Supplied entries:

# # # # #

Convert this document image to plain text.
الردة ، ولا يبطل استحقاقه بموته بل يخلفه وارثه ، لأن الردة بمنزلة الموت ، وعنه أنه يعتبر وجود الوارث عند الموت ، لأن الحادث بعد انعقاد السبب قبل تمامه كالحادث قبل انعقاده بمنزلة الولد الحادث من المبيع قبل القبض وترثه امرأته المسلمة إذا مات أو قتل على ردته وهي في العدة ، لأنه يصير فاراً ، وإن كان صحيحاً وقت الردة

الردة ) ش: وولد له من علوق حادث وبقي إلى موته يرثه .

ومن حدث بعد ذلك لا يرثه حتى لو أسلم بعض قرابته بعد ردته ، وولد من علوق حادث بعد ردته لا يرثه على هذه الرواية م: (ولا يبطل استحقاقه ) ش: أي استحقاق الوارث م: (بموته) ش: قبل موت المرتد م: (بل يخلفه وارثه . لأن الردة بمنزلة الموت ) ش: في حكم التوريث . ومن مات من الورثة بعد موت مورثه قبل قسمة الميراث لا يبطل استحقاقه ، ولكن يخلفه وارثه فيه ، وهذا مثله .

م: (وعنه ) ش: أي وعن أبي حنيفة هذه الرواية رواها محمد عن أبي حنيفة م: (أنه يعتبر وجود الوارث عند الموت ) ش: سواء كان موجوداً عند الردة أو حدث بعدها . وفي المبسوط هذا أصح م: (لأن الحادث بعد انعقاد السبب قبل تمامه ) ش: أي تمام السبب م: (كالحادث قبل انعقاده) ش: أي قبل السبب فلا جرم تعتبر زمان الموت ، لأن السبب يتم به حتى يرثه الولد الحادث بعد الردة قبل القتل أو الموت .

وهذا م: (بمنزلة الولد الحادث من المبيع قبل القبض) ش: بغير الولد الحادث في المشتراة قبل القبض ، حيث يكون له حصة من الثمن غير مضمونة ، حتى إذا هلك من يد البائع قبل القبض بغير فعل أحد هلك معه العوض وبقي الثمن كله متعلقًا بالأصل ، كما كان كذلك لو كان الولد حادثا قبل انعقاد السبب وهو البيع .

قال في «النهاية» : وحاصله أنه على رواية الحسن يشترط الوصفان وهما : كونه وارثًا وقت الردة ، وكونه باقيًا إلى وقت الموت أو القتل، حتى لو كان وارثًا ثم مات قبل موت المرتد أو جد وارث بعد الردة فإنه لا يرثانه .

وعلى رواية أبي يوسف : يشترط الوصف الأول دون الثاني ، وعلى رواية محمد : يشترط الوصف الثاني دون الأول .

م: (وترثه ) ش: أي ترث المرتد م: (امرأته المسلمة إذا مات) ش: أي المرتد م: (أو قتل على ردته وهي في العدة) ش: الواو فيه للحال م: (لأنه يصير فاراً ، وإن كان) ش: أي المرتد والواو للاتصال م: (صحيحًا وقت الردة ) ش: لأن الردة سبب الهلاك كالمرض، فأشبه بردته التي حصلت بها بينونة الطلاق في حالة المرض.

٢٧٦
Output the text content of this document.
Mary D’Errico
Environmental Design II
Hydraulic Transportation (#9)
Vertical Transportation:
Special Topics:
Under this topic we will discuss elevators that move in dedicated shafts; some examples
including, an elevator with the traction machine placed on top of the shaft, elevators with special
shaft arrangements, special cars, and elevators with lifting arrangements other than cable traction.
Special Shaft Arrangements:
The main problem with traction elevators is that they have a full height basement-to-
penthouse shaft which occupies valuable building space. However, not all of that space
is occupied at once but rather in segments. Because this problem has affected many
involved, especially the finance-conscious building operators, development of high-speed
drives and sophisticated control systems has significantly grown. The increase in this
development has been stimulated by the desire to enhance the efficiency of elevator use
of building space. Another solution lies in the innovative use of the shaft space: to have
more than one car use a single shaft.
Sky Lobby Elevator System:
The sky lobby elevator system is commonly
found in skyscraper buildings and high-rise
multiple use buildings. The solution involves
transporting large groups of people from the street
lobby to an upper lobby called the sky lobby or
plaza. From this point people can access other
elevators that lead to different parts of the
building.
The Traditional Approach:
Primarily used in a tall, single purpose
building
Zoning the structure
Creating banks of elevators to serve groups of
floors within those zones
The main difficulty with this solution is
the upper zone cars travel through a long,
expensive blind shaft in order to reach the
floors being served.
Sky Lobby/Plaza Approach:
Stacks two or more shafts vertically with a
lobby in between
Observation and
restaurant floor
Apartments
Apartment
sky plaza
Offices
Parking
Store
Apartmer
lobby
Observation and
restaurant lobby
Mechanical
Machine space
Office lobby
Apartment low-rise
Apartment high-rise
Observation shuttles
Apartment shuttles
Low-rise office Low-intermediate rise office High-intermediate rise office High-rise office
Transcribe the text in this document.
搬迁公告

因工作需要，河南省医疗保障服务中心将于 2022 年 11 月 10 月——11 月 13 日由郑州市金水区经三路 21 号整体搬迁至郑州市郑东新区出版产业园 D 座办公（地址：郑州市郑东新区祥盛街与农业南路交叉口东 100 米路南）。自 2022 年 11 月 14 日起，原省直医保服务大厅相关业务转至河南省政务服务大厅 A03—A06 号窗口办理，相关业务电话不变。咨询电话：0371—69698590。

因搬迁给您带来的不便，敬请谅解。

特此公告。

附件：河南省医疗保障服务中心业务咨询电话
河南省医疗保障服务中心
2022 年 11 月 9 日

# # # # #

Brief:
Transcribe every record above exactly as it appears.

Written reply:
Convert this document image to plain text.
الردة ، ولا يبطل استحقاقه بموته بل يخلفه وارثه ، لأن الردة بمنزلة الموت ، وعنه أنه يعتبر وجود الوارث عند الموت ، لأن الحادث بعد انعقاد السبب قبل تمامه كالحادث قبل انعقاده بمنزلة الولد الحادث من المبيع قبل القبض وترثه امرأته المسلمة إذا مات أو قتل على ردته وهي في العدة ، لأنه يصير فاراً ، وإن كان صحيحاً وقت الردة

الردة ) ش: وولد له من علوق حادث وبقي إلى موته يرثه .

ومن حدث بعد ذلك لا يرثه حتى لو أسلم بعض قرابته بعد ردته ، وولد من علوق حادث بعد ردته لا يرثه على هذه الرواية م: (ولا يبطل استحقاقه ) ش: أي استحقاق الوارث م: (بموته) ش: قبل موت المرتد م: (بل يخلفه وارثه . لأن الردة بمنزلة الموت ) ش: في حكم التوريث . ومن مات من الورثة بعد موت مورثه قبل قسمة الميراث لا يبطل استحقاقه ، ولكن يخلفه وارثه فيه ، وهذا مثله .

م: (وعنه ) ش: أي وعن أبي حنيفة هذه الرواية رواها محمد عن أبي حنيفة م: (أنه يعتبر وجود الوارث عند الموت ) ش: سواء كان موجوداً عند الردة أو حدث بعدها . وفي المبسوط هذا أصح م: (لأن الحادث بعد انعقاد السبب قبل تمامه ) ش: أي تمام السبب م: (كالحادث قبل انعقاده) ش: أي قبل السبب فلا جرم تعتبر زمان الموت ، لأن السبب يتم به حتى يرثه الولد الحادث بعد الردة قبل القتل أو الموت .

وهذا م: (بمنزلة الولد الحادث من المبيع قبل القبض) ش: بغير الولد الحادث في المشتراة قبل القبض ، حيث يكون له حصة من الثمن غير مضمونة ، حتى إذا هلك من يد البائع قبل القبض بغير فعل أحد هلك معه العوض وبقي الثمن كله متعلقًا بالأصل ، كما كان كذلك لو كان الولد حادثا قبل انعقاد السبب وهو البيع .

قال في «النهاية» : وحاصله أنه على رواية الحسن يشترط الوصفان وهما : كونه وارثًا وقت الردة ، وكونه باقيًا إلى وقت الموت أو القتل، حتى لو كان وارثًا ثم مات قبل موت المرتد أو جد وارث بعد الردة فإنه لا يرثانه .

وعلى رواية أبي يوسف : يشترط الوصف الأول دون الثاني ، وعلى رواية محمد : يشترط الوصف الثاني دون الأول .

م: (وترثه ) ش: أي ترث المرتد م: (امرأته المسلمة إذا مات) ش: أي المرتد م: (أو قتل على ردته وهي في العدة) ش: الواو فيه للحال م: (لأنه يصير فاراً ، وإن كان) ش: أي المرتد والواو للاتصال م: (صحيحًا وقت الردة ) ش: لأن الردة سبب الهلاك كالمرض، فأشبه بردته التي حصلت بها بينونة الطلاق في حالة المرض.

٢٧٦
Output the text content of this document.
Mary D’Errico
Environmental Design II
Hydraulic Transportation (#9)
Vertical Transportation:
Special Topics:
Under this topic we will discuss elevators that move in dedicated shafts; some examples
including, an elevator with the traction machine placed on top of the shaft, elevators with special
shaft arrangements, special cars, and elevators with lifting arrangements other than cable traction.
Special Shaft Arrangements:
The main problem with traction elevators is that they have a full height basement-to-
penthouse shaft which occupies valuable building space. However, not all of that space
is occupied at once but rather in segments. Because this problem has affected many
involved, especially the finance-conscious building operators, development of high-speed
drives and sophisticated control systems has significantly grown. The increase in this
development has been stimulated by the desire to enhance the efficiency of elevator use
of building space. Another solution lies in the innovative use of the shaft space: to have
more than one car use a single shaft.
Sky Lobby Elevator System:
The sky lobby elevator system is commonly
found in skyscraper buildings and high-rise
multiple use buildings. The solution involves
transporting large groups of people from the street
lobby to an upper lobby called the sky lobby or
plaza. From this point people can access other
elevators that lead to different parts of the
building.
The Traditional Approach:
Primarily used in a tall, single purpose
building
Zoning the structure
Creating banks of elevators to serve groups of
floors within those zones
The main difficulty with this solution is
the upper zone cars travel through a long,
expensive blind shaft in order to reach the
floors being served.
Sky Lobby/Plaza Approach:
Stacks two or more shafts vertically with a
lobby in between
Observation and
restaurant floor
Apartments
Apartment
sky plaza
Offices
Parking
Store
Apartmer
lobby
Observation and
restaurant lobby
Mechanical
Machine space
Office lobby
Apartment low-rise
Apartment high-rise
Observation shuttles
Apartment shuttles
Low-rise office Low-intermediate rise office High-intermediate rise office High-rise office
Transcribe the text in this document.
搬迁公告

因工作需要，河南省医疗保障服务中心将于 2022 年 11 月 10 月——11 月 13 日由郑州市金水区经三路 21 号整体搬迁至郑州市郑东新区出版产业园 D 座办公（地址：郑州市郑东新区祥盛街与农业南路交叉口东 100 米路南）。自 2022 年 11 月 14 日起，原省直医保服务大厅相关业务转至河南省政务服务大厅 A03—A06 号窗口办理，相关业务电话不变。咨询电话：0371—69698590。

因搬迁给您带来的不便，敬请谅解。

特此公告。

附件：河南省医疗保障服务中心业务咨询电话
河南省医疗保障服务中心
2022 年 11 月 9 日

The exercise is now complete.